→ Aim: The required output is a single number: how many lines of the material contain the string "screenshot".

(Figure dataset records)

----------

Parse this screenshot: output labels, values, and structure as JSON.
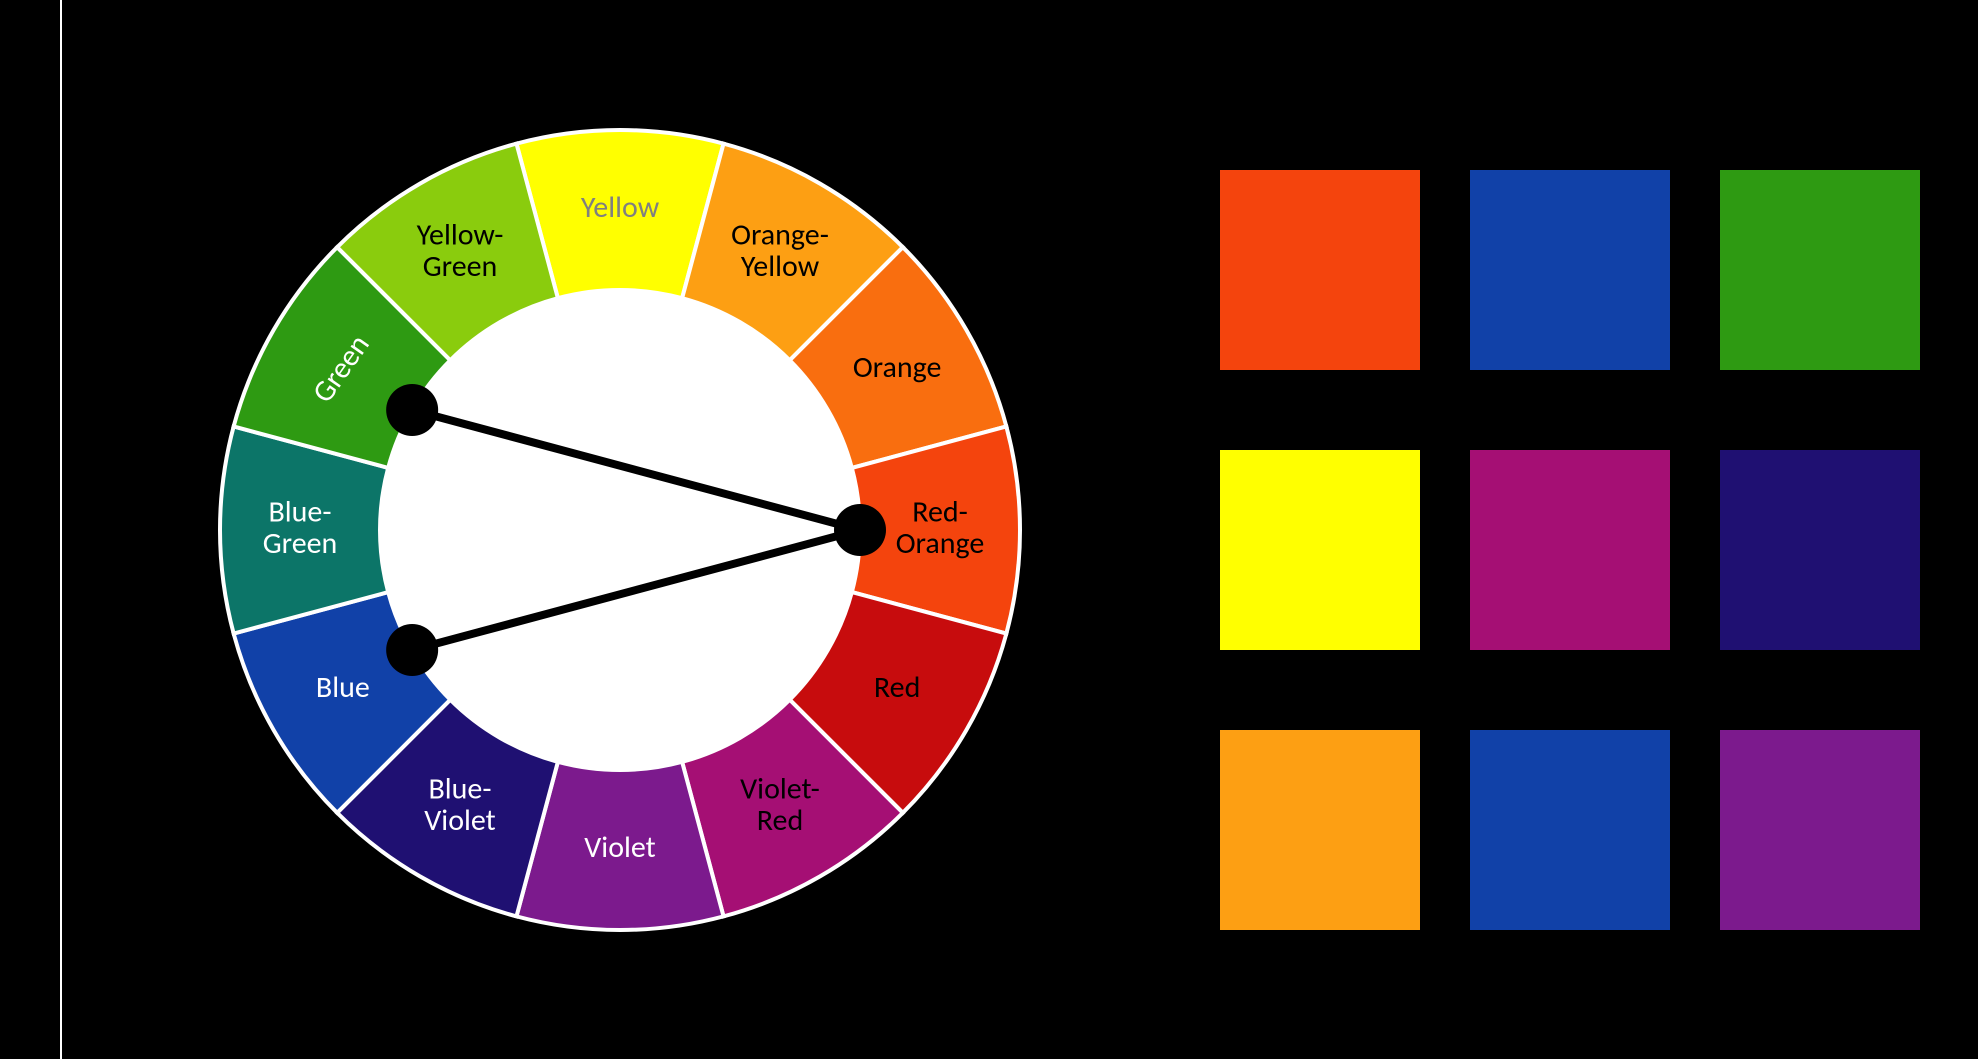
{
  "background_color": "#000000",
  "wheel": {
    "outer_radius": 400,
    "inner_radius": 240,
    "center_fill": "#ffffff",
    "stroke_color": "#ffffff",
    "stroke_width": 4,
    "segments": [
      {
        "label": "Yellow",
        "color": "#ffff00",
        "text_color": "#808080"
      },
      {
        "label": "Orange-\nYellow",
        "color": "#fd9f13",
        "text_color": "#000000"
      },
      {
        "label": "Orange",
        "color": "#f96e0f",
        "text_color": "#000000"
      },
      {
        "label": "Red-\nOrange",
        "color": "#f4440d",
        "text_color": "#000000"
      },
      {
        "label": "Red",
        "color": "#c70c0d",
        "text_color": "#000000"
      },
      {
        "label": "Violet-\nRed",
        "color": "#a50f74",
        "text_color": "#000000"
      },
      {
        "label": "Violet",
        "color": "#7c1a8d",
        "text_color": "#ffffff"
      },
      {
        "label": "Blue-\nViolet",
        "color": "#1f1072",
        "text_color": "#ffffff"
      },
      {
        "label": "Blue",
        "color": "#1141a8",
        "text_color": "#ffffff"
      },
      {
        "label": "Blue-\nGreen",
        "color": "#0c7568",
        "text_color": "#ffffff"
      },
      {
        "label": "Green",
        "color": "#2e9a12",
        "text_color": "#ffffff"
      },
      {
        "label": "Yellow-\nGreen",
        "color": "#8acc0d",
        "text_color": "#000000"
      }
    ],
    "start_angle_deg": -105,
    "label_fontsize": 30,
    "selection": {
      "node_indices": [
        3,
        8,
        10
      ],
      "node_radius_on_inner": true,
      "node_color": "#000000",
      "node_radius": 26,
      "line_color": "#000000",
      "line_width": 8,
      "lines": [
        [
          10,
          3
        ],
        [
          8,
          3
        ]
      ]
    }
  },
  "palettes": {
    "swatch_size": 200,
    "row_gap": 80,
    "col_gap": 50,
    "rows": [
      [
        "#f4440d",
        "#1141a8",
        "#2e9a12"
      ],
      [
        "#ffff00",
        "#a50f74",
        "#1f1072"
      ],
      [
        "#fd9f13",
        "#1141a8",
        "#7c1a8d"
      ]
    ]
  }
}
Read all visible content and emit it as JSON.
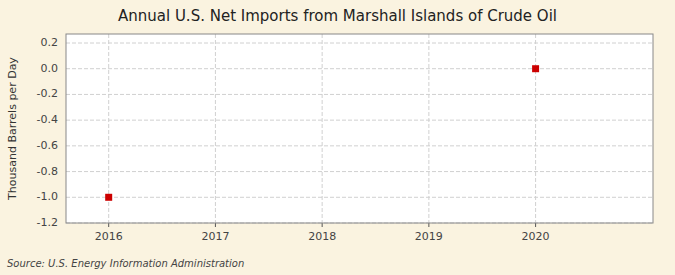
{
  "chart_data": {
    "type": "scatter",
    "title": "Annual U.S. Net Imports from Marshall Islands of Crude Oil",
    "ylabel": "Thousand Barrels per Day",
    "annotations": [
      "Source: U.S. Energy Information Administration"
    ],
    "x": [
      2016,
      2020
    ],
    "values": [
      -1.0,
      0.0
    ],
    "color": "#cc0000",
    "marker": "square",
    "xlim": [
      2015.6,
      2021.1
    ],
    "ylim": [
      -1.2,
      0.27
    ],
    "xticks": [
      2016,
      2017,
      2018,
      2019,
      2020
    ],
    "yticks": [
      0.2,
      {
        "value": 0.0,
        "label": "0.0"
      },
      -0.2,
      -0.4,
      -0.6,
      -0.8,
      {
        "value": -1.0,
        "label": "-1.0"
      },
      -1.2
    ],
    "grid": true
  }
}
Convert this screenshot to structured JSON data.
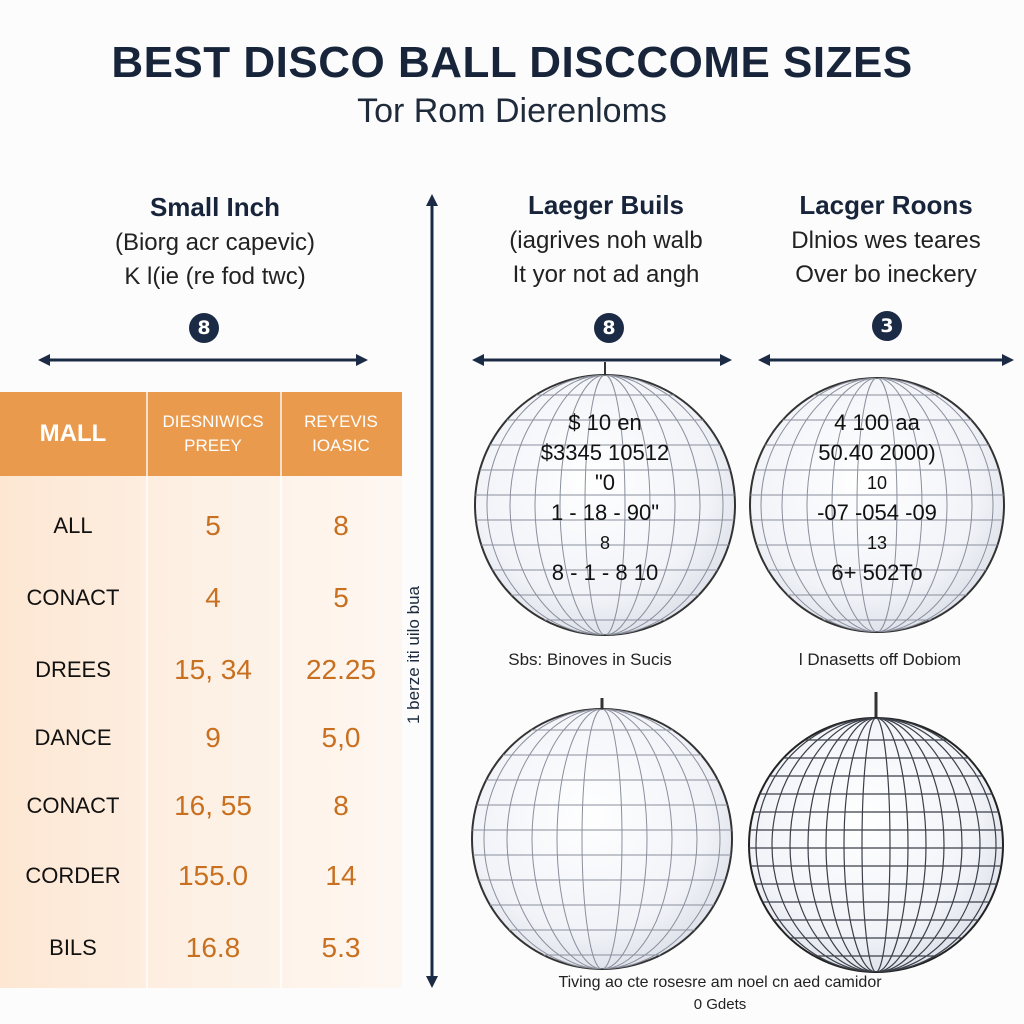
{
  "header": {
    "title": "BEST DISCO BALL DISCCOME SIZES",
    "subtitle": "Tor Rom Dierenloms"
  },
  "columns": [
    {
      "heading": "Small Inch",
      "lines": [
        "(Biorg acr capevic)",
        "K l(ie (re fod twc)"
      ],
      "badge": "8"
    },
    {
      "heading": "Laeger Buils",
      "lines": [
        "(iagrives noh walb",
        "It yor not ad angh"
      ],
      "badge": "8"
    },
    {
      "heading": "Lacger Roons",
      "lines": [
        "Dlnios wes teares",
        "Over bo ineckery"
      ],
      "badge": "3"
    }
  ],
  "table": {
    "headers": [
      "MALL",
      "DIESNIWICS\nPREEY",
      "REYEVIS\nIOASIC"
    ],
    "rows": [
      [
        "ALL",
        "5",
        "8"
      ],
      [
        "CONACT",
        "4",
        "5"
      ],
      [
        "DREES",
        "15, 34",
        "22.25"
      ],
      [
        "DANCE",
        "9",
        "5,0"
      ],
      [
        "CONACT",
        "16, 55",
        "8"
      ],
      [
        "CORDER",
        "155.0",
        "14"
      ],
      [
        "BILS",
        "16.8",
        "5.3"
      ]
    ]
  },
  "axis_label": "1 berze iti uilo bua",
  "balls": {
    "ball1_lines": [
      "$ 10 en",
      "$3345 10512",
      "\"0",
      "1 - 18 - 90\"",
      "8",
      "8 - 1 - 8 10"
    ],
    "ball2_lines": [
      "4 100 aa",
      "50.40 2000)",
      "10",
      "-07 -054 -09",
      "13",
      "6+ 502To"
    ],
    "caption1": "Sbs: Binoves in Sucis",
    "caption2": "l Dnasetts off Dobiom"
  },
  "footer": {
    "line1": "Tiving ao cte rosesre am noel cn aed camidor",
    "line2": "0 Gdets"
  },
  "colors": {
    "navy": "#1b2a45",
    "orange_header": "#e99a4c",
    "orange_values": "#c8701f"
  }
}
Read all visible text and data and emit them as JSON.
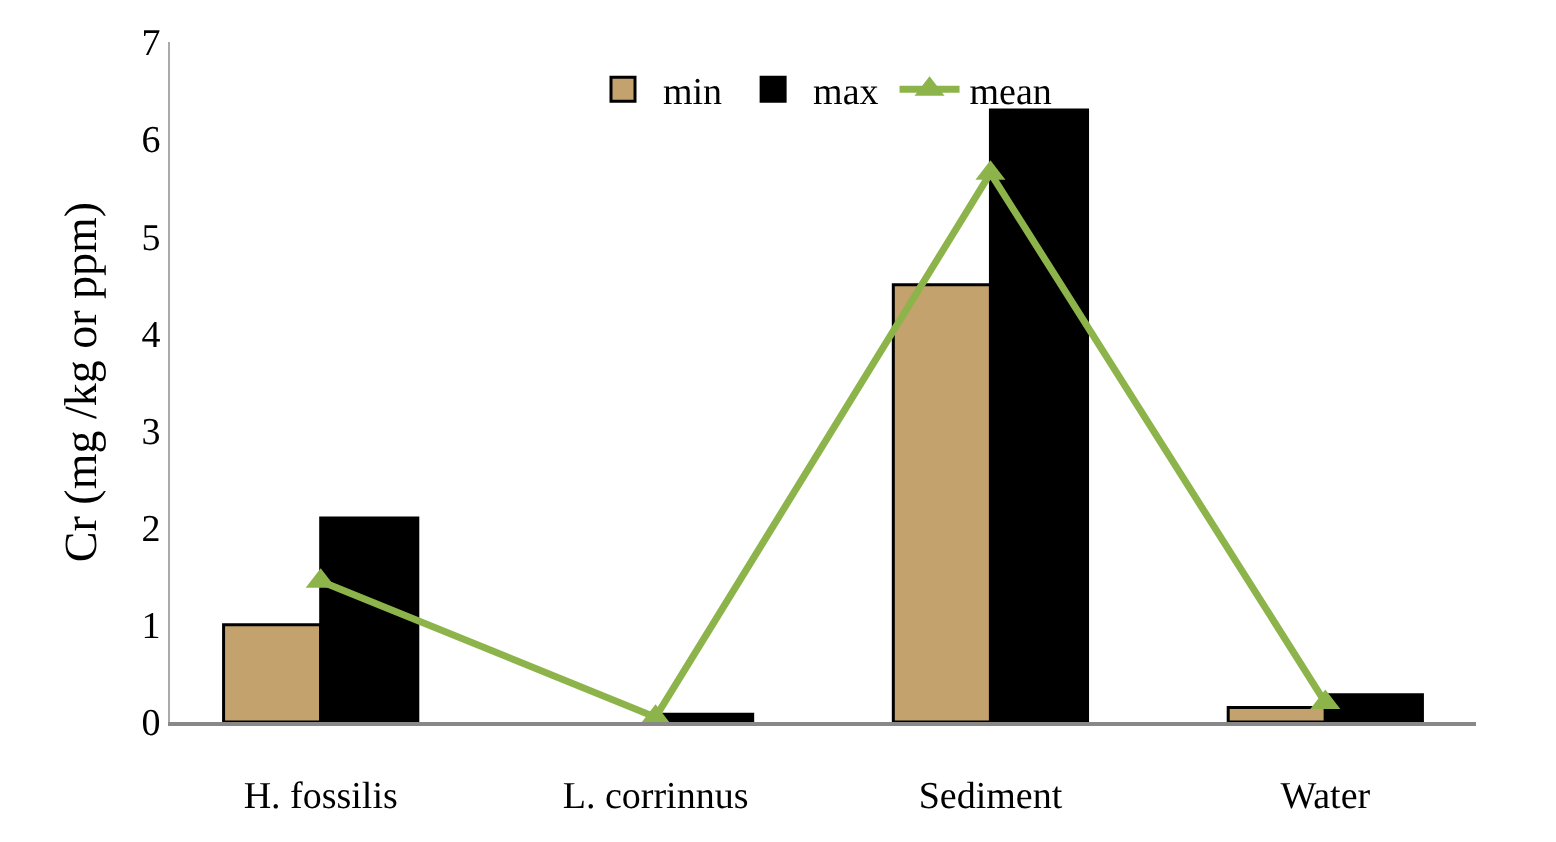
{
  "chart_data": {
    "type": "bar",
    "ylabel": "Cr (mg /kg or ppm)",
    "categories": [
      "H. fossilis",
      "L. corrinnus",
      "Sediment",
      "Water"
    ],
    "series": [
      {
        "name": "min",
        "color": "#c4a26e",
        "values": [
          1.0,
          null,
          4.5,
          0.15
        ]
      },
      {
        "name": "max",
        "color": "#000000",
        "values": [
          2.1,
          0.08,
          6.3,
          0.28
        ]
      },
      {
        "name": "mean",
        "type": "line",
        "color": "#8db44a",
        "marker": "triangle",
        "values": [
          1.45,
          0.05,
          5.65,
          0.2
        ]
      }
    ],
    "ylim": [
      0,
      7
    ],
    "yticks": [
      0,
      1,
      2,
      3,
      4,
      5,
      6,
      7
    ],
    "grid": false,
    "legend": "top"
  }
}
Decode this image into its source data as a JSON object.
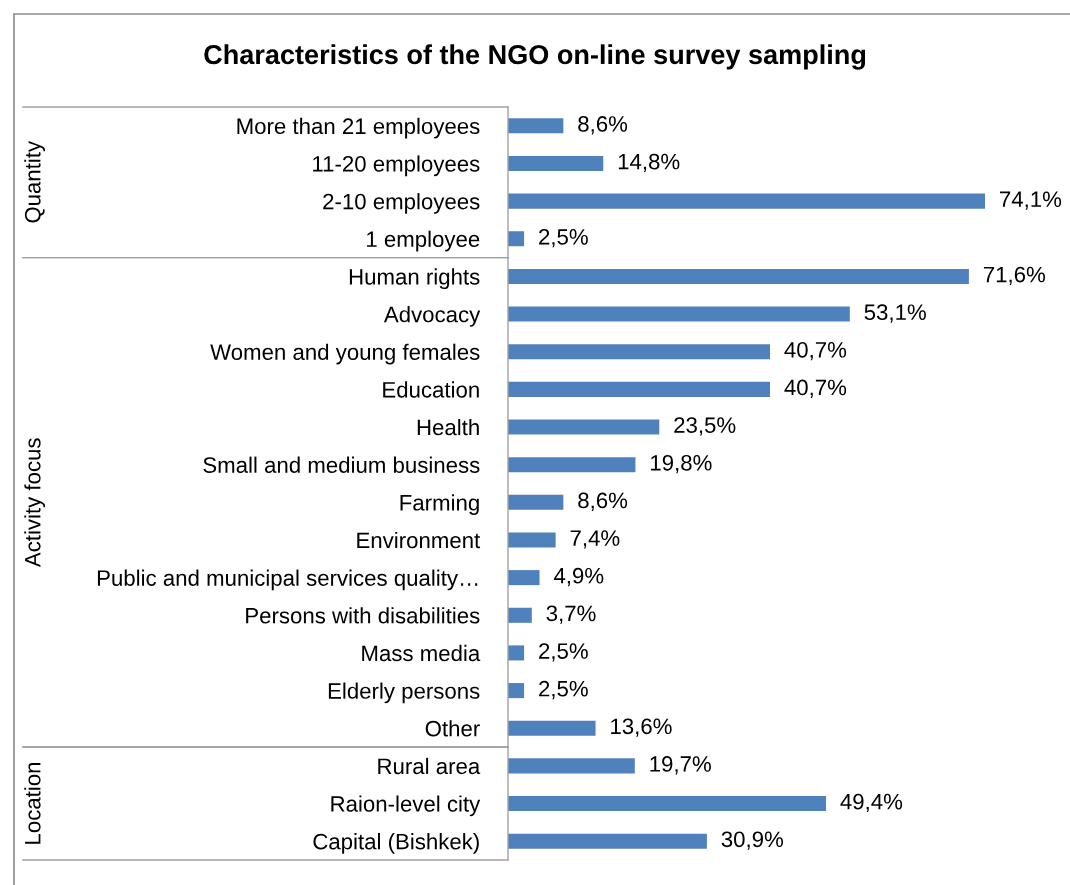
{
  "chart_data": [
    {
      "type": "bar",
      "orientation": "horizontal",
      "title": "Characteristics of the NGO on-line survey sampling",
      "ylabel": "Quantity",
      "categories": [
        "More than 21 employees",
        "11-20 employees",
        "2-10 employees",
        "1 employee"
      ],
      "values": [
        8.6,
        14.8,
        74.1,
        2.5
      ],
      "value_labels": [
        "8,6%",
        "14,8%",
        "74,1%",
        "2,5%"
      ],
      "color": "#4f81bd",
      "tick_labels": "y"
    },
    {
      "type": "bar",
      "orientation": "horizontal",
      "ylabel": "Activity focus",
      "categories": [
        "Human rights",
        "Advocacy",
        "Women and young females",
        "Education",
        "Health",
        "Small and medium business",
        "Farming",
        "Environment",
        "Public and municipal services quality…",
        "Persons with disabilities",
        "Mass media",
        "Elderly persons",
        "Other"
      ],
      "values": [
        71.6,
        53.1,
        40.7,
        40.7,
        23.5,
        19.8,
        8.6,
        7.4,
        4.9,
        3.7,
        2.5,
        2.5,
        13.6
      ],
      "value_labels": [
        "71,6%",
        "53,1%",
        "40,7%",
        "40,7%",
        "23,5%",
        "19,8%",
        "8,6%",
        "7,4%",
        "4,9%",
        "3,7%",
        "2,5%",
        "2,5%",
        "13,6%"
      ],
      "color": "#4f81bd",
      "tick_labels": "y"
    },
    {
      "type": "bar",
      "orientation": "horizontal",
      "ylabel": "Location",
      "categories": [
        "Rural area",
        "Raion-level city",
        "Capital (Bishkek)"
      ],
      "values": [
        19.7,
        49.4,
        30.9
      ],
      "value_labels": [
        "19,7%",
        "49,4%",
        "30,9%"
      ],
      "color": "#4f81bd",
      "tick_labels": "y"
    }
  ]
}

----------

→ Full response: 2